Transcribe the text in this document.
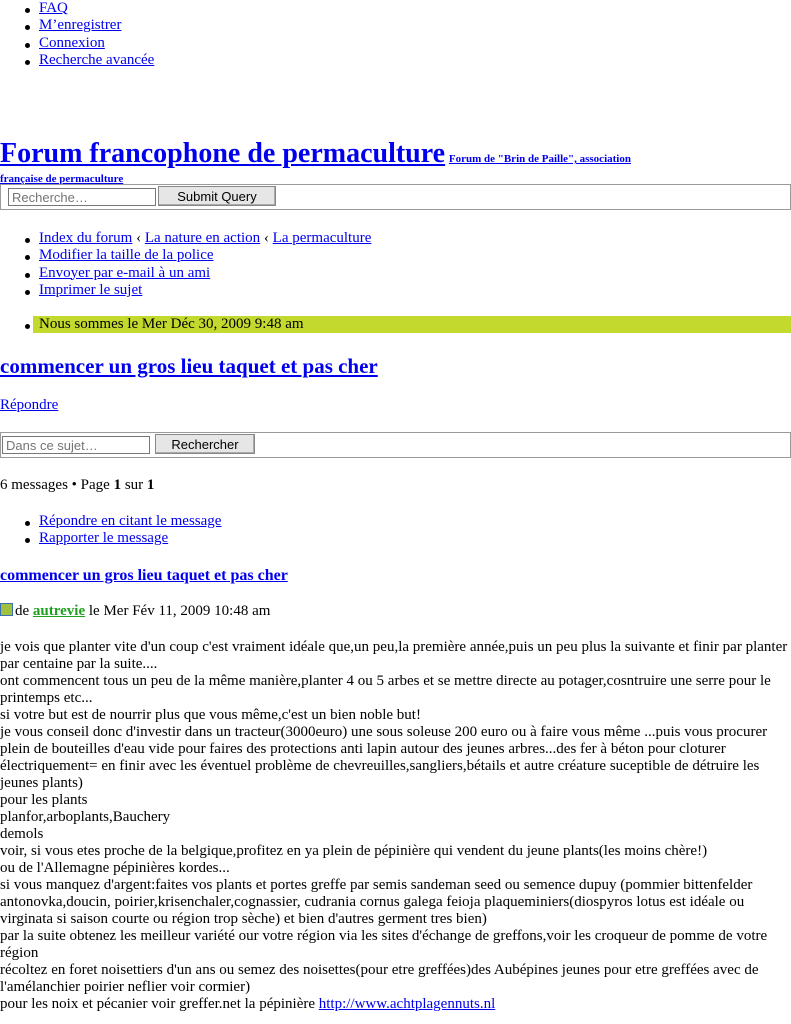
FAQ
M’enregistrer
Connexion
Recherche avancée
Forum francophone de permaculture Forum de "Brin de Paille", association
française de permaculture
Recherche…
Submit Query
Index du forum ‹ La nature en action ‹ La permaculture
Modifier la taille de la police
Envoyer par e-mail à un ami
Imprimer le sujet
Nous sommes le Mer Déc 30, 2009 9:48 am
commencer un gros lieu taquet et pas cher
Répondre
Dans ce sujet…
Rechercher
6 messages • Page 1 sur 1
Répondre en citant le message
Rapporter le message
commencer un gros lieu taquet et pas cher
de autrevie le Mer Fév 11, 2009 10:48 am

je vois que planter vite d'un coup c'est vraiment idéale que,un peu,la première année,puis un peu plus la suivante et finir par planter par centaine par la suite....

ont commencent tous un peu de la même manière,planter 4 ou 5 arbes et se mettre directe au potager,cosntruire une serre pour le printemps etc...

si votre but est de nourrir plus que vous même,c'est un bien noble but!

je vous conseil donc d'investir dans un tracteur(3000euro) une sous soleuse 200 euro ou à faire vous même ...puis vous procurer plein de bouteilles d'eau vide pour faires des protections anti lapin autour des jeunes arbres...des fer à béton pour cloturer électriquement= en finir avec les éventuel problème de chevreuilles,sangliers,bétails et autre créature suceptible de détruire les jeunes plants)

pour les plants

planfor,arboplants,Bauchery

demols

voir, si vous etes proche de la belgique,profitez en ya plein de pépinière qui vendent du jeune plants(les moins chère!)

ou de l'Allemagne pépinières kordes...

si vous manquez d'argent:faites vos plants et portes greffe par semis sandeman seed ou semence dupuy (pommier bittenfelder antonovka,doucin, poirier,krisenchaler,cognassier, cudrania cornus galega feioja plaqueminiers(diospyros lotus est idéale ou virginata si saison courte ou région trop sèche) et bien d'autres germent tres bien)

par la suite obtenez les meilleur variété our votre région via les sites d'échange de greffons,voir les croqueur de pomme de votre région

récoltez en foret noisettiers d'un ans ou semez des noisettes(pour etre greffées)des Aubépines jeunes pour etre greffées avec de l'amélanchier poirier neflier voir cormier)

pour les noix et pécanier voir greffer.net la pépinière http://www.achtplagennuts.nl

#####

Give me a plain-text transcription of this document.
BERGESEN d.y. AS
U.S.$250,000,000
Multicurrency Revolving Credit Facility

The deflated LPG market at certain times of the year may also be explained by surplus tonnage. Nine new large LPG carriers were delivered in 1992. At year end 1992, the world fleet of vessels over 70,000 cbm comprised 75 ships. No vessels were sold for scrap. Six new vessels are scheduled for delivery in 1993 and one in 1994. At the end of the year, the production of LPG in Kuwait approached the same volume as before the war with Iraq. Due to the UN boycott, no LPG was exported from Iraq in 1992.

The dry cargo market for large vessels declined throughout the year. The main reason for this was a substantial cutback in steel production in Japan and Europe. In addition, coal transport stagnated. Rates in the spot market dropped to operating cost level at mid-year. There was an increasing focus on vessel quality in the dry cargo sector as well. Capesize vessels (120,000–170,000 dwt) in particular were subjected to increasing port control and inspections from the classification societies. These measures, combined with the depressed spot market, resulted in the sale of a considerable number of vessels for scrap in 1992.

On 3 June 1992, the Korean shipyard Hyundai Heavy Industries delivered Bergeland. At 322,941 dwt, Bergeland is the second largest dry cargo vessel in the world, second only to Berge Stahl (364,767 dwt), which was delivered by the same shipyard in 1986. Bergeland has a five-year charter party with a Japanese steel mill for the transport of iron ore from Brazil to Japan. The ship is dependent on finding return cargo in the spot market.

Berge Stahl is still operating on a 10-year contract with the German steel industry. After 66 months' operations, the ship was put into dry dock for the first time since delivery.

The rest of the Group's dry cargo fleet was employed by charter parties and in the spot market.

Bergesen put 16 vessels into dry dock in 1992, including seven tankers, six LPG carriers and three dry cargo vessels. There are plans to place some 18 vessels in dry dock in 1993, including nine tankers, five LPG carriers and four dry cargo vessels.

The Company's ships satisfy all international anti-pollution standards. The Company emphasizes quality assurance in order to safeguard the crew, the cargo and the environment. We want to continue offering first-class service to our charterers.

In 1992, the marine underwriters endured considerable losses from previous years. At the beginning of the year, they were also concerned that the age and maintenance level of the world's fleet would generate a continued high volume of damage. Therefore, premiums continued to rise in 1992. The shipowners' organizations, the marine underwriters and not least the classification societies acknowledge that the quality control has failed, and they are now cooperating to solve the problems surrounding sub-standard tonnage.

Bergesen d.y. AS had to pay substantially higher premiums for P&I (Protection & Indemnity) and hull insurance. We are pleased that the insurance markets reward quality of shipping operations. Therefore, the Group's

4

#####

What is expected
Report the count of lines in the entries that contain the string "carriers", and nothing besides it.

Answer to this exercise
2